Exercise goal ▸
Records follow. Select each line holding "mmgr".

Data ▸

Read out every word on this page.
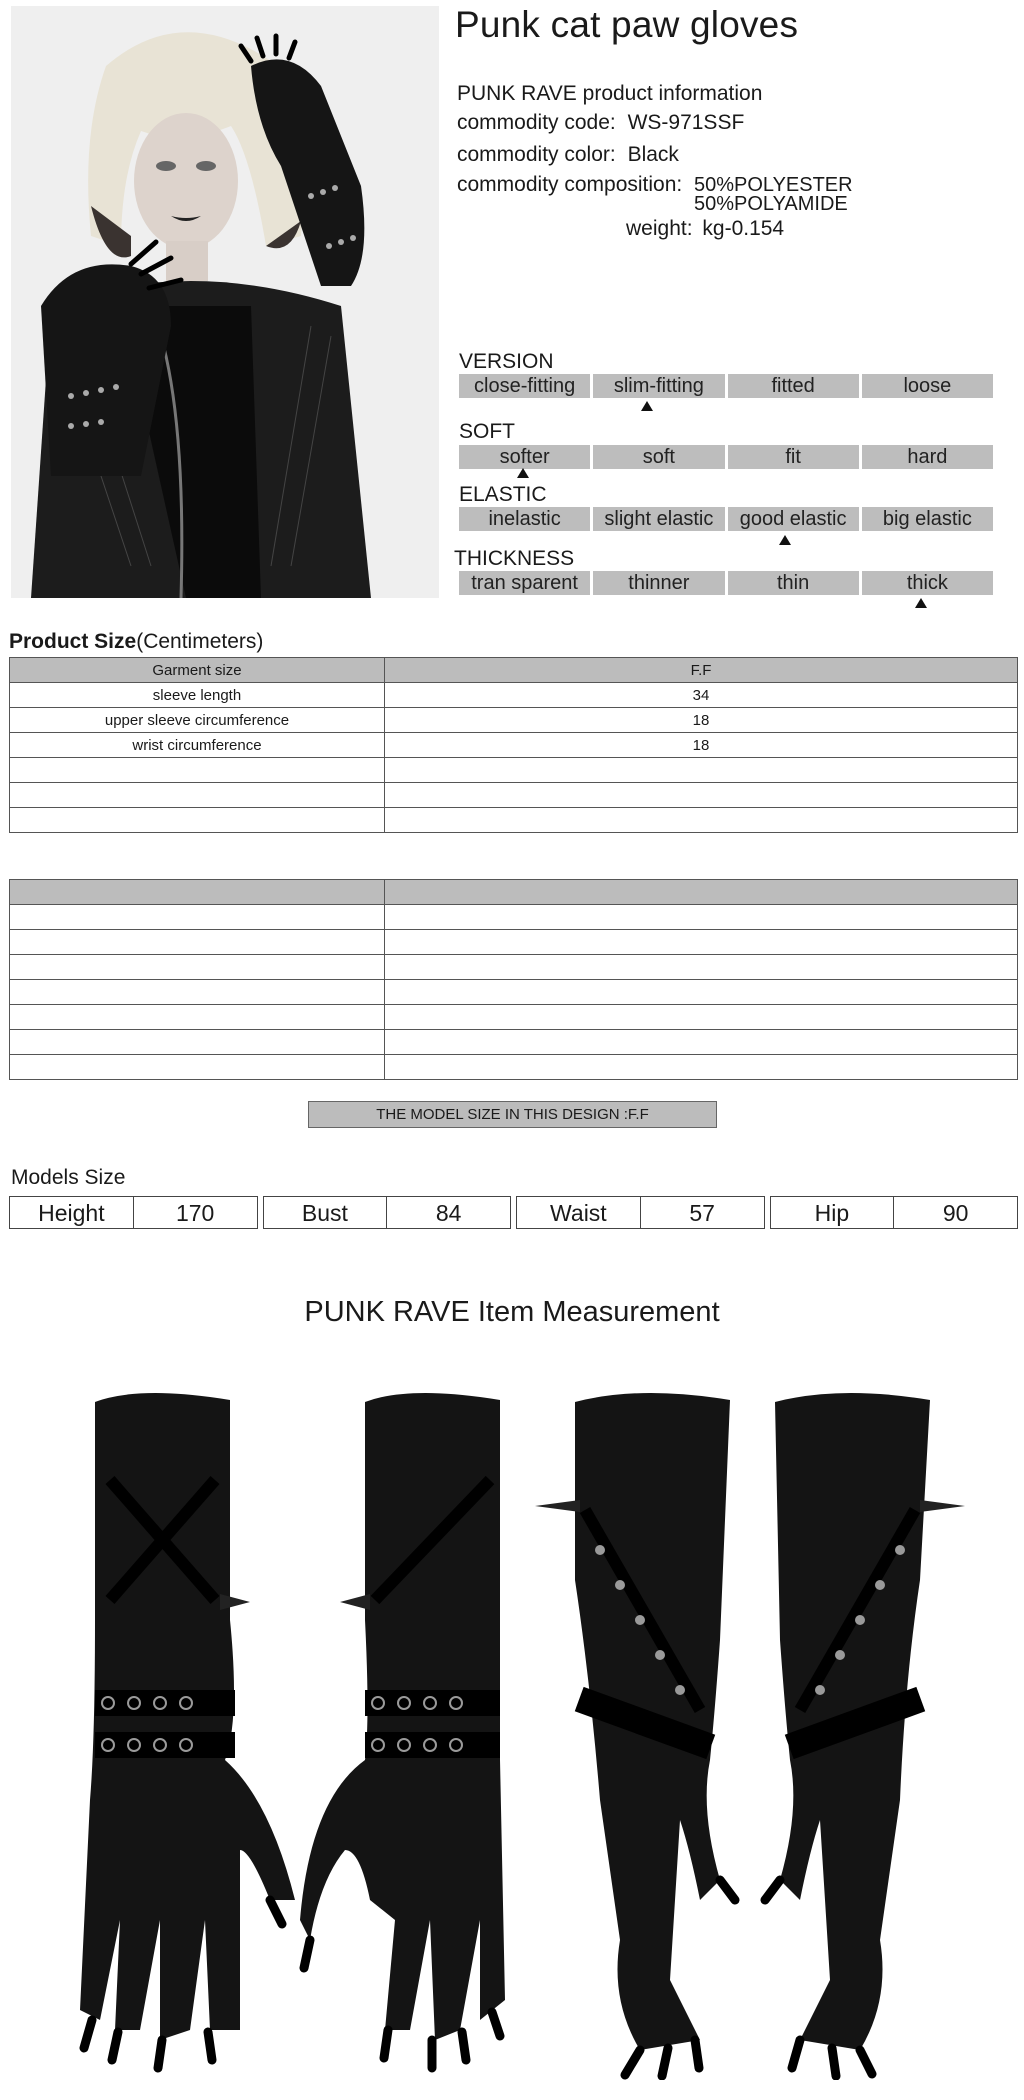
Punk cat paw gloves
PUNK RAVE product information
commodity code: WS-971SSF
commodity color: Black
commodity composition: 50%POLYESTER
50%POLYAMIDE
weight: kg-0.154
VERSION
close-fitting	slim-fitting	fitted	loose
SOFT
softer	soft	fit	hard
ELASTIC
inelastic	slight elastic	good elastic	big elastic
THICKNESS
tran sparent	thinner	thin	thick
Product Size(Centimeters)
Garment size	F.F
sleeve length	34
upper sleeve circumference	18
wrist circumference	18

THE MODEL SIZE IN THIS DESIGN :F.F
Models Size
Height	170	Bust	84	Waist	57	Hip	90
PUNK RAVE Item Measurement
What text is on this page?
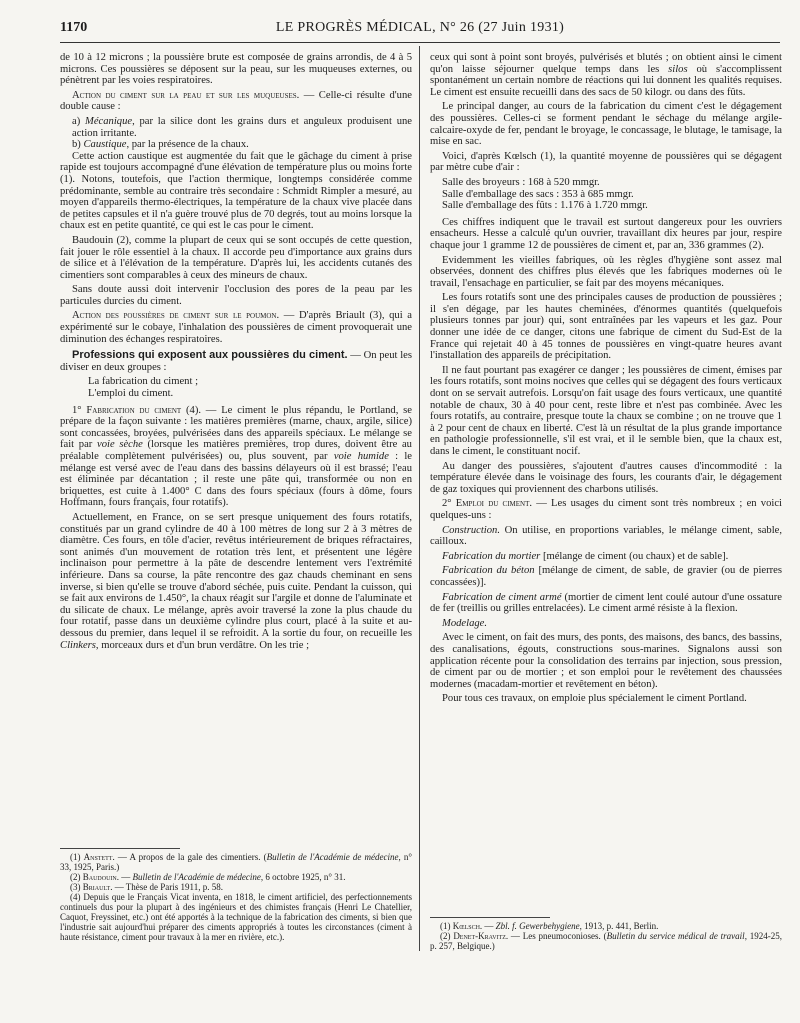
1170	LE PROGRÈS MÉDICAL, N° 26 (27 Juin 1931)

de 10 à 12 microns ; la poussière brute est composée de grains arrondis, de 4 à 5 microns. Ces poussières se déposent sur la peau, sur les muqueuses externes, ou pénètrent par les voies respiratoires.

Action du ciment sur la peau et sur les muqueuses. — Celle-ci résulte d'une double cause :

a) Mécanique, par la silice dont les grains durs et anguleux produisent une action irritante.

b) Caustique, par la présence de la chaux.

Cette action caustique est augmentée du fait que le gâchage du ciment à prise rapide est toujours accompagné d'une élévation de température plus ou moins forte (1). Notons, toutefois, que l'action thermique, longtemps considérée comme prédominante, semble au contraire très secondaire : Schmidt Rimpler a mesuré, au moyen d'appareils thermo-électriques, la température de la chaux vive placée dans de petites capsules et il n'a guère trouvé plus de 70 degrés, tout au moins lorsque la chaux est en petite quantité, ce qui est le cas pour le ciment.

Baudouin (2), comme la plupart de ceux qui se sont occupés de cette question, fait jouer le rôle essentiel à la chaux. Il accorde peu d'importance aux grains durs de silice et à l'élévation de la température. D'après lui, les accidents cutanés des cimentiers sont comparables à ceux des mineurs de chaux.

Sans doute aussi doit intervenir l'occlusion des pores de la peau par les particules durcies du ciment.

Action des poussières de ciment sur le poumon. — D'après Briault (3), qui a expérimenté sur le cobaye, l'inhalation des poussières de ciment provoquerait une diminution des échanges respiratoires.

Professions qui exposent aux poussières du ciment. — On peut les diviser en deux groupes :

La fabrication du ciment ;

L'emploi du ciment.

1° Fabrication du ciment (4). — Le ciment le plus répandu, le Portland, se prépare de la façon suivante : les matières premières (marne, chaux, argile, silice) sont concassées, broyées, pulvérisées dans des appareils spéciaux. Le mélange se fait par voie sèche (lorsque les matières premières, trop dures, doivent être au préalable complètement pulvérisées) ou, plus souvent, par voie humide : le mélange est versé avec de l'eau dans des bassins délayeurs où il est brassé; l'eau est éliminée par décantation ; il reste une pâte qui, transformée ou non en briquettes, est cuite à 1.400° C dans des fours spéciaux (fours à dôme, fours Hoffmann, fours français, four rotatifs).

Actuellement, en France, on se sert presque uniquement des fours rotatifs, constitués par un grand cylindre de 40 à 100 mètres de long sur 2 à 3 mètres de diamètre. Ces fours, en tôle d'acier, revêtus intérieurement de briques réfractaires, sont animés d'un mouvement de rotation très lent, et présentent une légère inclinaison pour permettre à la pâte de descendre lentement vers l'extrémité inférieure. Dans sa course, la pâte rencontre des gaz chauds cheminant en sens inverse, si bien qu'elle se trouve d'abord séchée, puis cuite. Pendant la cuisson, qui se fait aux environs de 1.450°, la chaux réagit sur l'argile et donne de l'aluminate et du silicate de chaux. Le mélange, après avoir traversé la zone la plus chaude du four rotatif, passe dans un deuxième cylindre plus court, placé à la suite et au-dessous du premier, dans lequel il se refroidit. A la sortie du four, on recueille les Clinkers, morceaux durs et d'un brun verdâtre. On les trie ;

(1) Anstett. — A propos de la gale des cimentiers. (Bulletin de l'Académie de médecine, n° 33, 1925, Paris.)

(2) Baudouin. — Bulletin de l'Académie de médecine, 6 octobre 1925, n° 31.

(3) Briault. — Thèse de Paris 1911, p. 58.

(4) Depuis que le Français Vicat inventa, en 1818, le ciment artificiel, des perfectionnements continuels dus pour la plupart à des ingénieurs et des chimistes français (Henri Le Chatellier, Caquot, Freyssinet, etc.) ont été apportés à la technique de la fabrication des ciments, si bien que l'industrie sait aujourd'hui préparer des ciments appropriés à toutes les circonstances (ciment à haute résistance, ciment pour travaux à la mer en rivière, etc.).

ceux qui sont à point sont broyés, pulvérisés et blutés ; on obtient ainsi le ciment qu'on laisse séjourner quelque temps dans les silos où s'accomplissent spontanément un certain nombre de réactions qui lui donnent les qualités requises. Le ciment est ensuite recueilli dans des sacs de 50 kilogr. ou dans des fûts.

Le principal danger, au cours de la fabrication du ciment c'est le dégagement des poussières. Celles-ci se forment pendant le séchage du mélange argile-calcaire-oxyde de fer, pendant le broyage, le concassage, le blutage, le tamisage, la mise en sac.

Voici, d'après Kœlsch (1), la quantité moyenne de poussières qui se dégagent par mètre cube d'air :

Salle des broyeurs : 168 à 520 mmgr.

Salle d'emballage des sacs : 353 à 685 mmgr.

Salle d'emballage des fûts : 1.176 à 1.720 mmgr.

Ces chiffres indiquent que le travail est surtout dangereux pour les ouvriers ensacheurs. Hesse a calculé qu'un ouvrier, travaillant dix heures par jour, respire chaque jour 1 gramme 12 de poussières de ciment et, par an, 336 grammes (2).

Evidemment les vieilles fabriques, où les règles d'hygiène sont assez mal observées, donnent des chiffres plus élevés que les fabriques modernes où le travail, l'ensachage en particulier, se fait par des moyens mécaniques.

Les fours rotatifs sont une des principales causes de production de poussières ; il s'en dégage, par les hautes cheminées, d'énormes quantités (quelquefois plusieurs tonnes par jour) qui, sont entraînées par les vapeurs et les gaz. Pour donner une idée de ce danger, citons une fabrique de ciment du Sud-Est de la France qui rejetait 40 à 45 tonnes de poussières en vingt-quatre heures avant l'installation des appareils de précipitation.

Il ne faut pourtant pas exagérer ce danger ; les poussières de ciment, émises par les fours rotatifs, sont moins nocives que celles qui se dégagent des fours verticaux dont on se servait autrefois. Lorsqu'on fait usage des fours verticaux, une quantité notable de chaux, 30 à 40 pour cent, reste libre et n'est pas combinée. Avec les fours rotatifs, au contraire, presque toute la chaux se combine ; on ne trouve que 1 à 2 pour cent de chaux en liberté. C'est là un résultat de la plus grande importance en pathologie professionnelle, s'il est vrai, et il le semble bien, que la chaux est, dans le ciment, le constituant nocif.

Au danger des poussières, s'ajoutent d'autres causes d'incommodité : la température élevée dans le voisinage des fours, les courants d'air, le dégagement de gaz toxiques qui proviennent des charbons utilisés.

2° Emploi du ciment. — Les usages du ciment sont très nombreux ; en voici quelques-uns :

Construction. On utilise, en proportions variables, le mélange ciment, sable, cailloux.

Fabrication du mortier [mélange de ciment (ou chaux) et de sable].

Fabrication du béton [mélange de ciment, de sable, de gravier (ou de pierres concassées)].

Fabrication de ciment armé (mortier de ciment lent coulé autour d'une ossature de fer (treillis ou grilles entrelacées). Le ciment armé résiste à la flexion.

Modelage.

Avec le ciment, on fait des murs, des ponts, des maisons, des bancs, des bassins, des canalisations, égouts, constructions sous-marines. Signalons aussi son application récente pour la consolidation des terrains par injection, sous pression, de ciment par ou de mortier ; et son emploi pour le revêtement des chaussées modernes (macadam-mortier et revêtement en béton).

Pour tous ces travaux, on emploie plus spécialement le ciment Portland.

(1) Kœlsch. — Zbl. f. Gewerbehygiene, 1913, p. 441, Berlin.

(2) Denet-Kravitz. — Les pneumoconioses. (Bulletin du service médical de travail, 1924-25, p. 257, Belgique.)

In response ▸
Salle des broyeurs : 168 à 520 mmgr.
Salle d'emballage des sacs : 353 à 685 mmgr.
Salle d'emballage des fûts : 1.176 à 1.720 mmgr.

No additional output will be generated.